(Dataset excerpts)
#####

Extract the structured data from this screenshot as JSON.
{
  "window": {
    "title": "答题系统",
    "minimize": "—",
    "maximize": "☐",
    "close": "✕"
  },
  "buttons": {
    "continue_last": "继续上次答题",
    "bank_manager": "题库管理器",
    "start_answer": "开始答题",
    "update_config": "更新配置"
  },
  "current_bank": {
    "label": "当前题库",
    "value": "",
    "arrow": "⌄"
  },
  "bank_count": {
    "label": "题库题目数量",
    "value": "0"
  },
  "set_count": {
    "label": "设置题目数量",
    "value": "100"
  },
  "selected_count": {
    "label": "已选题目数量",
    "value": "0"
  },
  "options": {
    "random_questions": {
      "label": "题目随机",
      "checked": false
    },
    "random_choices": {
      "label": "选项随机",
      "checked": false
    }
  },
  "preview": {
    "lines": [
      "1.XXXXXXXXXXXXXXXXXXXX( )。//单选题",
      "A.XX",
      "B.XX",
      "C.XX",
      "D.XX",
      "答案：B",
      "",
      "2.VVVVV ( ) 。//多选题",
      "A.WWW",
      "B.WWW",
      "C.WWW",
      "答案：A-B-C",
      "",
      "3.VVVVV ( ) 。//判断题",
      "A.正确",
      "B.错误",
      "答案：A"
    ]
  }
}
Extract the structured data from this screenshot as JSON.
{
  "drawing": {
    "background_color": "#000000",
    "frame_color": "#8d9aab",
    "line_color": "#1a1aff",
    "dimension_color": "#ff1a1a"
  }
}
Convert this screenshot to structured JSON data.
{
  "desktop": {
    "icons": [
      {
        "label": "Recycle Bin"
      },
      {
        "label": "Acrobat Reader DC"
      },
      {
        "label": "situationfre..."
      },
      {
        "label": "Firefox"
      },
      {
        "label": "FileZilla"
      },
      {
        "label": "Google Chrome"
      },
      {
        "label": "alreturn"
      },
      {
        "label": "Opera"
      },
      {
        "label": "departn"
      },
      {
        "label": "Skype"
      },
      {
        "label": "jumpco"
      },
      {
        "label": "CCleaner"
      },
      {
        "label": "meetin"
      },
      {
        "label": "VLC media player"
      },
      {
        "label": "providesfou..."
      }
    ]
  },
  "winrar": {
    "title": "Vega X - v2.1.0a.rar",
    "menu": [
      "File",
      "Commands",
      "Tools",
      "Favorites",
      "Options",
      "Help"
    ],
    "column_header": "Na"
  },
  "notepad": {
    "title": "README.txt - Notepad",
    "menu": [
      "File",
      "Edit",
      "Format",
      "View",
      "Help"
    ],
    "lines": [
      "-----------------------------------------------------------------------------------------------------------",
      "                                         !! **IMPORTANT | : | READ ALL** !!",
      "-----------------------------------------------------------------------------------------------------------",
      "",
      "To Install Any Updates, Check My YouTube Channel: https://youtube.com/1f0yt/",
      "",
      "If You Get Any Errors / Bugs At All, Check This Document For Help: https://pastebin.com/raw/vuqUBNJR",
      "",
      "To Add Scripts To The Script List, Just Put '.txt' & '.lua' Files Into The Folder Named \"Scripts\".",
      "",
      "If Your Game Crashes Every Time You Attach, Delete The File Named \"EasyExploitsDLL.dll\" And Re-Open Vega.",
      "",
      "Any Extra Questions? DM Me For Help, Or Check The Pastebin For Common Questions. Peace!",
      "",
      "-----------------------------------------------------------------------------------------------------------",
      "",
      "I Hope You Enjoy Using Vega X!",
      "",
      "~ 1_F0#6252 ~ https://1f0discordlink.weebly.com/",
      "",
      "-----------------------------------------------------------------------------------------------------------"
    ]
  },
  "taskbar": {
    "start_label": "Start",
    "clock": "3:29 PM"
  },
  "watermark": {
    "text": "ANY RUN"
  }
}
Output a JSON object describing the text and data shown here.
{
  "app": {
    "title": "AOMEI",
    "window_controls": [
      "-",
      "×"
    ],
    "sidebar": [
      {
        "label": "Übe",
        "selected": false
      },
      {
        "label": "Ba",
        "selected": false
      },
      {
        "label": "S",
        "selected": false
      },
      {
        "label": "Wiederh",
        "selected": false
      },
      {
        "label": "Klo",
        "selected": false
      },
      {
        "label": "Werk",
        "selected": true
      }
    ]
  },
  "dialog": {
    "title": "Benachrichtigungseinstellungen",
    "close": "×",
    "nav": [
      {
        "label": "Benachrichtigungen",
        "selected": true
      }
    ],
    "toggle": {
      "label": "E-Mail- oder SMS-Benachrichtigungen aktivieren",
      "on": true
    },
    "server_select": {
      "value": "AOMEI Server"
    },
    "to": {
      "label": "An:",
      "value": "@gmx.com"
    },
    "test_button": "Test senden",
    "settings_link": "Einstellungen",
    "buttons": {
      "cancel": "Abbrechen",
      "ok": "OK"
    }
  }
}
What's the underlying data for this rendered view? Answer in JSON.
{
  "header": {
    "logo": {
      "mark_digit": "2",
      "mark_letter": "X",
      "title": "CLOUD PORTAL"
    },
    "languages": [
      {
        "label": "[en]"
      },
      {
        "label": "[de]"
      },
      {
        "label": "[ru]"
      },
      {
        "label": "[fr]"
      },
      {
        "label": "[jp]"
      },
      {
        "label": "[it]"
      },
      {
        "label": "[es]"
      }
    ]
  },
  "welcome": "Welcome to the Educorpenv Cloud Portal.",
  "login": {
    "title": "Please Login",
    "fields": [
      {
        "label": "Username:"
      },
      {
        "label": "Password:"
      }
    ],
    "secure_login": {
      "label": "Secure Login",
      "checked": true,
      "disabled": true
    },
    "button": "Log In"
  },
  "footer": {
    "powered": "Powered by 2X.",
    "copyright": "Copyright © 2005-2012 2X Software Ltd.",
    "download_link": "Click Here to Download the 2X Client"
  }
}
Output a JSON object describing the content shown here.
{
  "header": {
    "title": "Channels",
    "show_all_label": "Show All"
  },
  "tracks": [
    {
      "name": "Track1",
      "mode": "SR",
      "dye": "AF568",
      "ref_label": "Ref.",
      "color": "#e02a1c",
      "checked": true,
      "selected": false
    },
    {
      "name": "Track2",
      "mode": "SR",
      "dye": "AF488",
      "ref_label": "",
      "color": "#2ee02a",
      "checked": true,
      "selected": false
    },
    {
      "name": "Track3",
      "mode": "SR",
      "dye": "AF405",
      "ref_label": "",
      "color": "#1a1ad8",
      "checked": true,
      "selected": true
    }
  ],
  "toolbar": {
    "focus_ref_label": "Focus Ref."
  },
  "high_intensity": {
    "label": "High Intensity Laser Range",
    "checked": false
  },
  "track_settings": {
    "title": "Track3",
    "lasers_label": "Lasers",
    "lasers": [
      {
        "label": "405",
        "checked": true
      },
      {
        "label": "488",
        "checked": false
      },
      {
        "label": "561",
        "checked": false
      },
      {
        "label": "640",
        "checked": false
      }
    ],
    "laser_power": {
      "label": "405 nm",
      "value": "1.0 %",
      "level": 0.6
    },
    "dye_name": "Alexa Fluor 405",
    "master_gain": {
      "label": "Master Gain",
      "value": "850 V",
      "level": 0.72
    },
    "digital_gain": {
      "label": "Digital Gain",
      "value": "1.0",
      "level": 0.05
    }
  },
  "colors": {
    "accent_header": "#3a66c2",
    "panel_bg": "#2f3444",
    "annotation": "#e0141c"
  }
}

#####

§ **Task to complete**: Reproduce the records above exactly.

§ **Solution to this problem**:
Extract the structured data from this screenshot as JSON.
{
  "window": {
    "title": "答题系统",
    "minimize": "—",
    "maximize": "☐",
    "close": "✕"
  },
  "buttons": {
    "continue_last": "继续上次答题",
    "bank_manager": "题库管理器",
    "start_answer": "开始答题",
    "update_config": "更新配置"
  },
  "current_bank": {
    "label": "当前题库",
    "value": "",
    "arrow": "⌄"
  },
  "bank_count": {
    "label": "题库题目数量",
    "value": "0"
  },
  "set_count": {
    "label": "设置题目数量",
    "value": "100"
  },
  "selected_count": {
    "label": "已选题目数量",
    "value": "0"
  },
  "options": {
    "random_questions": {
      "label": "题目随机",
      "checked": false
    },
    "random_choices": {
      "label": "选项随机",
      "checked": false
    }
  },
  "preview": {
    "lines": [
      "1.XXXXXXXXXXXXXXXXXXXX( )。//单选题",
      "A.XX",
      "B.XX",
      "C.XX",
      "D.XX",
      "答案：B",
      "",
      "2.VVVVV ( ) 。//多选题",
      "A.WWW",
      "B.WWW",
      "C.WWW",
      "答案：A-B-C",
      "",
      "3.VVVVV ( ) 。//判断题",
      "A.正确",
      "B.错误",
      "答案：A"
    ]
  }
}
Extract the structured data from this screenshot as JSON.
{
  "drawing": {
    "background_color": "#000000",
    "frame_color": "#8d9aab",
    "line_color": "#1a1aff",
    "dimension_color": "#ff1a1a"
  }
}
Convert this screenshot to structured JSON data.
{
  "desktop": {
    "icons": [
      {
        "label": "Recycle Bin"
      },
      {
        "label": "Acrobat Reader DC"
      },
      {
        "label": "situationfre..."
      },
      {
        "label": "Firefox"
      },
      {
        "label": "FileZilla"
      },
      {
        "label": "Google Chrome"
      },
      {
        "label": "alreturn"
      },
      {
        "label": "Opera"
      },
      {
        "label": "departn"
      },
      {
        "label": "Skype"
      },
      {
        "label": "jumpco"
      },
      {
        "label": "CCleaner"
      },
      {
        "label": "meetin"
      },
      {
        "label": "VLC media player"
      },
      {
        "label": "providesfou..."
      }
    ]
  },
  "winrar": {
    "title": "Vega X - v2.1.0a.rar",
    "menu": [
      "File",
      "Commands",
      "Tools",
      "Favorites",
      "Options",
      "Help"
    ],
    "column_header": "Na"
  },
  "notepad": {
    "title": "README.txt - Notepad",
    "menu": [
      "File",
      "Edit",
      "Format",
      "View",
      "Help"
    ],
    "lines": [
      "-----------------------------------------------------------------------------------------------------------",
      "                                         !! **IMPORTANT | : | READ ALL** !!",
      "-----------------------------------------------------------------------------------------------------------",
      "",
      "To Install Any Updates, Check My YouTube Channel: https://youtube.com/1f0yt/",
      "",
      "If You Get Any Errors / Bugs At All, Check This Document For Help: https://pastebin.com/raw/vuqUBNJR",
      "",
      "To Add Scripts To The Script List, Just Put '.txt' & '.lua' Files Into The Folder Named \"Scripts\".",
      "",
      "If Your Game Crashes Every Time You Attach, Delete The File Named \"EasyExploitsDLL.dll\" And Re-Open Vega.",
      "",
      "Any Extra Questions? DM Me For Help, Or Check The Pastebin For Common Questions. Peace!",
      "",
      "-----------------------------------------------------------------------------------------------------------",
      "",
      "I Hope You Enjoy Using Vega X!",
      "",
      "~ 1_F0#6252 ~ https://1f0discordlink.weebly.com/",
      "",
      "-----------------------------------------------------------------------------------------------------------"
    ]
  },
  "taskbar": {
    "start_label": "Start",
    "clock": "3:29 PM"
  },
  "watermark": {
    "text": "ANY RUN"
  }
}
Output a JSON object describing the text and data shown here.
{
  "app": {
    "title": "AOMEI",
    "window_controls": [
      "-",
      "×"
    ],
    "sidebar": [
      {
        "label": "Übe",
        "selected": false
      },
      {
        "label": "Ba",
        "selected": false
      },
      {
        "label": "S",
        "selected": false
      },
      {
        "label": "Wiederh",
        "selected": false
      },
      {
        "label": "Klo",
        "selected": false
      },
      {
        "label": "Werk",
        "selected": true
      }
    ]
  },
  "dialog": {
    "title": "Benachrichtigungseinstellungen",
    "close": "×",
    "nav": [
      {
        "label": "Benachrichtigungen",
        "selected": true
      }
    ],
    "toggle": {
      "label": "E-Mail- oder SMS-Benachrichtigungen aktivieren",
      "on": true
    },
    "server_select": {
      "value": "AOMEI Server"
    },
    "to": {
      "label": "An:",
      "value": "@gmx.com"
    },
    "test_button": "Test senden",
    "settings_link": "Einstellungen",
    "buttons": {
      "cancel": "Abbrechen",
      "ok": "OK"
    }
  }
}
What's the underlying data for this rendered view? Answer in JSON.
{
  "header": {
    "logo": {
      "mark_digit": "2",
      "mark_letter": "X",
      "title": "CLOUD PORTAL"
    },
    "languages": [
      {
        "label": "[en]"
      },
      {
        "label": "[de]"
      },
      {
        "label": "[ru]"
      },
      {
        "label": "[fr]"
      },
      {
        "label": "[jp]"
      },
      {
        "label": "[it]"
      },
      {
        "label": "[es]"
      }
    ]
  },
  "welcome": "Welcome to the Educorpenv Cloud Portal.",
  "login": {
    "title": "Please Login",
    "fields": [
      {
        "label": "Username:"
      },
      {
        "label": "Password:"
      }
    ],
    "secure_login": {
      "label": "Secure Login",
      "checked": true,
      "disabled": true
    },
    "button": "Log In"
  },
  "footer": {
    "powered": "Powered by 2X.",
    "copyright": "Copyright © 2005-2012 2X Software Ltd.",
    "download_link": "Click Here to Download the 2X Client"
  }
}
Output a JSON object describing the content shown here.
{
  "header": {
    "title": "Channels",
    "show_all_label": "Show All"
  },
  "tracks": [
    {
      "name": "Track1",
      "mode": "SR",
      "dye": "AF568",
      "ref_label": "Ref.",
      "color": "#e02a1c",
      "checked": true,
      "selected": false
    },
    {
      "name": "Track2",
      "mode": "SR",
      "dye": "AF488",
      "ref_label": "",
      "color": "#2ee02a",
      "checked": true,
      "selected": false
    },
    {
      "name": "Track3",
      "mode": "SR",
      "dye": "AF405",
      "ref_label": "",
      "color": "#1a1ad8",
      "checked": true,
      "selected": true
    }
  ],
  "toolbar": {
    "focus_ref_label": "Focus Ref."
  },
  "high_intensity": {
    "label": "High Intensity Laser Range",
    "checked": false
  },
  "track_settings": {
    "title": "Track3",
    "lasers_label": "Lasers",
    "lasers": [
      {
        "label": "405",
        "checked": true
      },
      {
        "label": "488",
        "checked": false
      },
      {
        "label": "561",
        "checked": false
      },
      {
        "label": "640",
        "checked": false
      }
    ],
    "laser_power": {
      "label": "405 nm",
      "value": "1.0 %",
      "level": 0.6
    },
    "dye_name": "Alexa Fluor 405",
    "master_gain": {
      "label": "Master Gain",
      "value": "850 V",
      "level": 0.72
    },
    "digital_gain": {
      "label": "Digital Gain",
      "value": "1.0",
      "level": 0.05
    }
  },
  "colors": {
    "accent_header": "#3a66c2",
    "panel_bg": "#2f3444",
    "annotation": "#e0141c"
  }
}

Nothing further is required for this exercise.